## How to complete this task
Copy every line of the data that contains the string "based".

Page content transcription data
━━━
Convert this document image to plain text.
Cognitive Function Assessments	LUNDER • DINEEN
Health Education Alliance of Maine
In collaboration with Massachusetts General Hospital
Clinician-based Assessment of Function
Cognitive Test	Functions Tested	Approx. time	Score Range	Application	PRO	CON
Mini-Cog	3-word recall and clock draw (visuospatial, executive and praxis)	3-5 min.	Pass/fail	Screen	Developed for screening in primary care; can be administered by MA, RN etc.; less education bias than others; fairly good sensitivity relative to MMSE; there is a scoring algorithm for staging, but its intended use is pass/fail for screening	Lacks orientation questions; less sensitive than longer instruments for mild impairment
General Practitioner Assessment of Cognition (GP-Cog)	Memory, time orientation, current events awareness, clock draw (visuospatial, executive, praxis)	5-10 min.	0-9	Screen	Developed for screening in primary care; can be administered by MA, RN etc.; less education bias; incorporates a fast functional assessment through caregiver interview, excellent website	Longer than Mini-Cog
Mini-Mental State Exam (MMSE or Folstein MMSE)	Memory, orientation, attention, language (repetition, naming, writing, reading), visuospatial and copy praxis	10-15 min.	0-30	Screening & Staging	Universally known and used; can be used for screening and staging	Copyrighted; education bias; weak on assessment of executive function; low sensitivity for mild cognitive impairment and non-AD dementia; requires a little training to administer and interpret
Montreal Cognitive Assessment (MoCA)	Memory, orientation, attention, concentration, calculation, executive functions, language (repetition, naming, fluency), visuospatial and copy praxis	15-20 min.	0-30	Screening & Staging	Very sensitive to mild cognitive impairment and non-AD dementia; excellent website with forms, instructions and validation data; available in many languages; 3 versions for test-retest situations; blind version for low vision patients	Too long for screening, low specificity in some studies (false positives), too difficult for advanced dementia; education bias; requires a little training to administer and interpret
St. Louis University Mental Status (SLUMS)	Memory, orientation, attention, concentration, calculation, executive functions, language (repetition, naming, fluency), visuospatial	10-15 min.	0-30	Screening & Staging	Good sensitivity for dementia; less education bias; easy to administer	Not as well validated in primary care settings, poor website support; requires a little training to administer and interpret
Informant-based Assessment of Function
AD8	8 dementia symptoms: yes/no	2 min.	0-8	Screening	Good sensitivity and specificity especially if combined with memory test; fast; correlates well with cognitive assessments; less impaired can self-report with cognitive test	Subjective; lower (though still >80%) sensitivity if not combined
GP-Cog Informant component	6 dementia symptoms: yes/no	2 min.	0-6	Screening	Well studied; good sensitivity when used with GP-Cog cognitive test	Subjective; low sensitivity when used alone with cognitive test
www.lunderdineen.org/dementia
━━━
## Response below
Clinician-based Assessment of Function
Informant-based Assessment of Function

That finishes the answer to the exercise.